- _What to work on_
Search the material below for the string "lagoon" and list each line that holds it.

- _Records for this task_
--- begin ---
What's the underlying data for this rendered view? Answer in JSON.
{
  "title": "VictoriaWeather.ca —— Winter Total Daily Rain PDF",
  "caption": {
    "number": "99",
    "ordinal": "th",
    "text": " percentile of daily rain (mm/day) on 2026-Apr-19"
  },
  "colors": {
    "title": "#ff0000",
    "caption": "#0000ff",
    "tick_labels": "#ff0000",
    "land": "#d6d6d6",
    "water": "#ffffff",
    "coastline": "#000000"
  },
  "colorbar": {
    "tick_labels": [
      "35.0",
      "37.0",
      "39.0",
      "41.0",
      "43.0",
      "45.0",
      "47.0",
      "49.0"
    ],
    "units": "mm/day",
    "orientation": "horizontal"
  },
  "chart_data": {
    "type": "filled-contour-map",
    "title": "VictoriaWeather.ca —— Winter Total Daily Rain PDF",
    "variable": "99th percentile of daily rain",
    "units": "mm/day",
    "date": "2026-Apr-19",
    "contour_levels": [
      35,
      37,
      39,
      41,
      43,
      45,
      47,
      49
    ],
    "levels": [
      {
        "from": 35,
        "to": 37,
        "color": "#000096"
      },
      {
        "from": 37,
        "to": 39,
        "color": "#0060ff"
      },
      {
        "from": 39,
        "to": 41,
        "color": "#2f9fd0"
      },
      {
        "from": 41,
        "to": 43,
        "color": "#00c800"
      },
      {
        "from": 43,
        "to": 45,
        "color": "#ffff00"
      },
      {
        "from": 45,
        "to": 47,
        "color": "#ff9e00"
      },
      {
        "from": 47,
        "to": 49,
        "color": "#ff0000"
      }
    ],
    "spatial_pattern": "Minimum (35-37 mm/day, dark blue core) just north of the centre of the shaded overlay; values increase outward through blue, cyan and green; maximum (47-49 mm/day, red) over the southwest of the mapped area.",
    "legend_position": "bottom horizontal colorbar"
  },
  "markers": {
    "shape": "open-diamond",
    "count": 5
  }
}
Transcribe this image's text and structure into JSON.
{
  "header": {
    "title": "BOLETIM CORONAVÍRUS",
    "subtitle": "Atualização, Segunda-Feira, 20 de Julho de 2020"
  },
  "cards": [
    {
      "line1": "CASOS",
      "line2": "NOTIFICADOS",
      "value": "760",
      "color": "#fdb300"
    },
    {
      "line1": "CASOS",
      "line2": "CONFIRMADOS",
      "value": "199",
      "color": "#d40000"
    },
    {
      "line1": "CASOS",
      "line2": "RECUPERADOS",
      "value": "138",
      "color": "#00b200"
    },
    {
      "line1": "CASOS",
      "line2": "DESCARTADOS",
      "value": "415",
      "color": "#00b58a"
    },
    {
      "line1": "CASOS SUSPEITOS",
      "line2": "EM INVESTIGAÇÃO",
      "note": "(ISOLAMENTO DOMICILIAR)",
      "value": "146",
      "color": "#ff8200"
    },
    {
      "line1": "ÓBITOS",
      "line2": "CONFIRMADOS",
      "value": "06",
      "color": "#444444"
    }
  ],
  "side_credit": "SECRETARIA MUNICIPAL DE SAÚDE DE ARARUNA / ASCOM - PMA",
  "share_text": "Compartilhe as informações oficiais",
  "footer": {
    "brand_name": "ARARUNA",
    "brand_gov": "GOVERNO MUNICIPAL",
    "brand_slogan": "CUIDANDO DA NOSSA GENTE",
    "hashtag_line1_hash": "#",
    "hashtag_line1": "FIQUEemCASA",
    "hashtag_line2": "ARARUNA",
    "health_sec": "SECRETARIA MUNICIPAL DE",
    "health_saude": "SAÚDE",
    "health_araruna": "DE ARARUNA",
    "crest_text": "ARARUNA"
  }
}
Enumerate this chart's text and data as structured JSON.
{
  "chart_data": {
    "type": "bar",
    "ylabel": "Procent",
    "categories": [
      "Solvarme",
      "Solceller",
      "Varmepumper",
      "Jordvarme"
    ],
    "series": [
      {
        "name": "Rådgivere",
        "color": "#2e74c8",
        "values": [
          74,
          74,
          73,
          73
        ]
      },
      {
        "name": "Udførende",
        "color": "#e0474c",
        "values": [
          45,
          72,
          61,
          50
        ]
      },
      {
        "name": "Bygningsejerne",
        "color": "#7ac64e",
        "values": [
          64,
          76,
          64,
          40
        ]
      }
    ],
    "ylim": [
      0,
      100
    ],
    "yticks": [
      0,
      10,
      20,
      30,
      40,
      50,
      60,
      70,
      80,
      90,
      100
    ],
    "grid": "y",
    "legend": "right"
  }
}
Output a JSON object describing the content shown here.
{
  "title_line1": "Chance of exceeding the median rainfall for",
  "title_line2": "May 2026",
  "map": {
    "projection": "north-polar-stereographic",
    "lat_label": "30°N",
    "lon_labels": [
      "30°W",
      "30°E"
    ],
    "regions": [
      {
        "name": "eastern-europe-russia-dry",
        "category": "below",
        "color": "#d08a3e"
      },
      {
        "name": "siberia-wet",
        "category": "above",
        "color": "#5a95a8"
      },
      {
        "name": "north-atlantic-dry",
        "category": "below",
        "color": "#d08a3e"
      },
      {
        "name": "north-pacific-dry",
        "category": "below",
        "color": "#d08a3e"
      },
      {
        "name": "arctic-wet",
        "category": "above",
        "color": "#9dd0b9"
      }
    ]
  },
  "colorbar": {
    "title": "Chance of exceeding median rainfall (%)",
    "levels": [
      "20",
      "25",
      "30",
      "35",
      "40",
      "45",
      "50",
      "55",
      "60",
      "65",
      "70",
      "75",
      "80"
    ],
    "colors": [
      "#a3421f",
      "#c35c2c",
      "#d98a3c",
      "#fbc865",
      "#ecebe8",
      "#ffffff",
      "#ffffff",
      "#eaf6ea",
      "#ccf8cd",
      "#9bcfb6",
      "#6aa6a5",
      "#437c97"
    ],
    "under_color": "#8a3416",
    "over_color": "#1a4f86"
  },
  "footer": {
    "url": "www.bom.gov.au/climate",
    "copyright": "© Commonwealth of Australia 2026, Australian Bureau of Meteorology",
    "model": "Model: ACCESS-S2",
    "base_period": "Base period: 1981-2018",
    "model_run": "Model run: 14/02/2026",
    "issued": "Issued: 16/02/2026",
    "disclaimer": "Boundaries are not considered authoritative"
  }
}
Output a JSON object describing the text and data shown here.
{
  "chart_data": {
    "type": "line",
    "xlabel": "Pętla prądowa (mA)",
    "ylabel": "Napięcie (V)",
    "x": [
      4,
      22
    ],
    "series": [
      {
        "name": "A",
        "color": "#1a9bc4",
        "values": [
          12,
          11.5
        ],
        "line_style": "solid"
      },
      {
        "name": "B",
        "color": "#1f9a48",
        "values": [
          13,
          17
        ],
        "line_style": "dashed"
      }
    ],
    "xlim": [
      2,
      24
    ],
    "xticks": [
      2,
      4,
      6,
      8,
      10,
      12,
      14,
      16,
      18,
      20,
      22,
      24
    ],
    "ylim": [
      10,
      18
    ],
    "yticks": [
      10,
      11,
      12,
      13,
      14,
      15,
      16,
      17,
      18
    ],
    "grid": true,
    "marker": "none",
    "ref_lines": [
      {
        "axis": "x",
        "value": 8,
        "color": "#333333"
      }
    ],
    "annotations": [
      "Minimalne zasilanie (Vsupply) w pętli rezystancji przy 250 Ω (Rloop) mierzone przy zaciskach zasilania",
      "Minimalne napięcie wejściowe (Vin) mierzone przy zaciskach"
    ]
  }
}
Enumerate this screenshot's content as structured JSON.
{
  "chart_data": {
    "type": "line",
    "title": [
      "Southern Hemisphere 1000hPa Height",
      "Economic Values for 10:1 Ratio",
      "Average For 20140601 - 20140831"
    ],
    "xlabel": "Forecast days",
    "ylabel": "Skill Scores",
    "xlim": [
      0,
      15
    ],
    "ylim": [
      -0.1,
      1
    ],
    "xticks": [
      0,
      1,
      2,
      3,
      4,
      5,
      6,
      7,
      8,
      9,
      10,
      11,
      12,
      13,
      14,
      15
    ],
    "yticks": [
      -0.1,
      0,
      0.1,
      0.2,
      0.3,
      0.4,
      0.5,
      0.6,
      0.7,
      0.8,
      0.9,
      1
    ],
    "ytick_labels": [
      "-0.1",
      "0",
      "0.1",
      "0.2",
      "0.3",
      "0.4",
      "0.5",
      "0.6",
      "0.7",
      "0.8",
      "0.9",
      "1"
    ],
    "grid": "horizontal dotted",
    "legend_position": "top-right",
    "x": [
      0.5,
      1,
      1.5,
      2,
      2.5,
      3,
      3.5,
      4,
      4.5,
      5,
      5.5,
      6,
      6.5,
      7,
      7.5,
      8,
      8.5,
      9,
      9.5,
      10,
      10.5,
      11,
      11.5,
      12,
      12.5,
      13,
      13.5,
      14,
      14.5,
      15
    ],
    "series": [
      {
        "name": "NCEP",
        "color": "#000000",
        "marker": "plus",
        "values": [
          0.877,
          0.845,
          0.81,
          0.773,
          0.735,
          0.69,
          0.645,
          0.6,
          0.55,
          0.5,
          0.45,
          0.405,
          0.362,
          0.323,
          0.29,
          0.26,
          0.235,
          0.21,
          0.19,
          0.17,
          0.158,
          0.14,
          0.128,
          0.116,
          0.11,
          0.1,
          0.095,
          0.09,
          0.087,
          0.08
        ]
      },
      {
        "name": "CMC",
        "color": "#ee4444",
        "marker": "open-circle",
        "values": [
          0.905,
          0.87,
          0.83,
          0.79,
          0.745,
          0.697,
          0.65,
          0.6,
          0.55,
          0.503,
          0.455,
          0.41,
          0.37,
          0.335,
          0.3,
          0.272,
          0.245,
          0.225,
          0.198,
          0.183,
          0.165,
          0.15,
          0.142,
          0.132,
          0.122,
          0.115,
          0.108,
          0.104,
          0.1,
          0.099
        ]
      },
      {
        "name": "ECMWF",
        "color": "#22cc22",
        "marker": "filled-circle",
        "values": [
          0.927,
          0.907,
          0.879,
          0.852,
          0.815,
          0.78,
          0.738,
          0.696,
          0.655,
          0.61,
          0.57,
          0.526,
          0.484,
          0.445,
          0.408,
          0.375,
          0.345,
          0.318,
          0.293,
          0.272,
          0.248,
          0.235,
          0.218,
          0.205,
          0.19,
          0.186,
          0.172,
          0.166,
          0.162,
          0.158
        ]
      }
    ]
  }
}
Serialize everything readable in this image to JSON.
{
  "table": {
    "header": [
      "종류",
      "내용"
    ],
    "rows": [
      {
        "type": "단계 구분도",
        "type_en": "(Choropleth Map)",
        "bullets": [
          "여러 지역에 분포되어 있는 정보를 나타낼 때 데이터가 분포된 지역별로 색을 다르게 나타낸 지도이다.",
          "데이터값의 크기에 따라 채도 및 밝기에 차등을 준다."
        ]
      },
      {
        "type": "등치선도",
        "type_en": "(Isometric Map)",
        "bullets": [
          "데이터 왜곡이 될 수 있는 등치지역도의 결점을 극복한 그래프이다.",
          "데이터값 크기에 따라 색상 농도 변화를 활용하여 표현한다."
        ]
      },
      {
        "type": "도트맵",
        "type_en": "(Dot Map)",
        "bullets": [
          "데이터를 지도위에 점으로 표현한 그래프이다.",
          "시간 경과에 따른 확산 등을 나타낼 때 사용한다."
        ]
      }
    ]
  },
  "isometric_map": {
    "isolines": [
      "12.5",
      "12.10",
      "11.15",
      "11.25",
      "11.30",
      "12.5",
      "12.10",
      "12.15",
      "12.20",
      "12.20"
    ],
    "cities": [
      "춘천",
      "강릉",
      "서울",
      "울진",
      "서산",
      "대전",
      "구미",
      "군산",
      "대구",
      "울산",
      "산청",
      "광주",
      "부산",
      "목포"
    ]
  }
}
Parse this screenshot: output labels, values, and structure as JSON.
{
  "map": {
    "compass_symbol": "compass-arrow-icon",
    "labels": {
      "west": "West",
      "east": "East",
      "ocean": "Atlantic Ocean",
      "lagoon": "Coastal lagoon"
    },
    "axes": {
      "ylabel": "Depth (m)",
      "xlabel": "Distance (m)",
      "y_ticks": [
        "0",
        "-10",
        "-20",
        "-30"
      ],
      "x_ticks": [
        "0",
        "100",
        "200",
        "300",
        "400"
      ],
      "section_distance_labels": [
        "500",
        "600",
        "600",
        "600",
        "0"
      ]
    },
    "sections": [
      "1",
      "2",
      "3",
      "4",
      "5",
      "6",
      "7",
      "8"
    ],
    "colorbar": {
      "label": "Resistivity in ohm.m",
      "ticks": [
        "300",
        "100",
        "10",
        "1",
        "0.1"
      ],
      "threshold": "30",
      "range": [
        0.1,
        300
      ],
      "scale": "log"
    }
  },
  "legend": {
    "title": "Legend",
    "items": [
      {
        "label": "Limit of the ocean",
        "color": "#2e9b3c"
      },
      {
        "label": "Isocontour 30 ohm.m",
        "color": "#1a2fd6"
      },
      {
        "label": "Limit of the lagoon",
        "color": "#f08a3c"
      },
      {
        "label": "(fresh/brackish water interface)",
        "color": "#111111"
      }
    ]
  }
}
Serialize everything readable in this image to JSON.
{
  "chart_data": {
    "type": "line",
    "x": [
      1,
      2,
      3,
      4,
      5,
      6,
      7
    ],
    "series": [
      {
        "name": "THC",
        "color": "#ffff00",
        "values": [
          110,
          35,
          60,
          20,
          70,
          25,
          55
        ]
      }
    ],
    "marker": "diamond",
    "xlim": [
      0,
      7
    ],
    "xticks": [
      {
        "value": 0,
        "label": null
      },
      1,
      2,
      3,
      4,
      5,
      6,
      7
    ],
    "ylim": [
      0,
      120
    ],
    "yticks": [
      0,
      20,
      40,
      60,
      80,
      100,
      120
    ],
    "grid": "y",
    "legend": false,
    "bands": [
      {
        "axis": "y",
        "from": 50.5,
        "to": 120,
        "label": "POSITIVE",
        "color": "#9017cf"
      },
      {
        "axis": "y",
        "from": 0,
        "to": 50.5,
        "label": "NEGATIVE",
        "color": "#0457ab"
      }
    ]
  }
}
--- end ---
- _Solution to the exercise_
      "lagoon": "Coastal lagoon"
        "label": "Limit of the lagoon",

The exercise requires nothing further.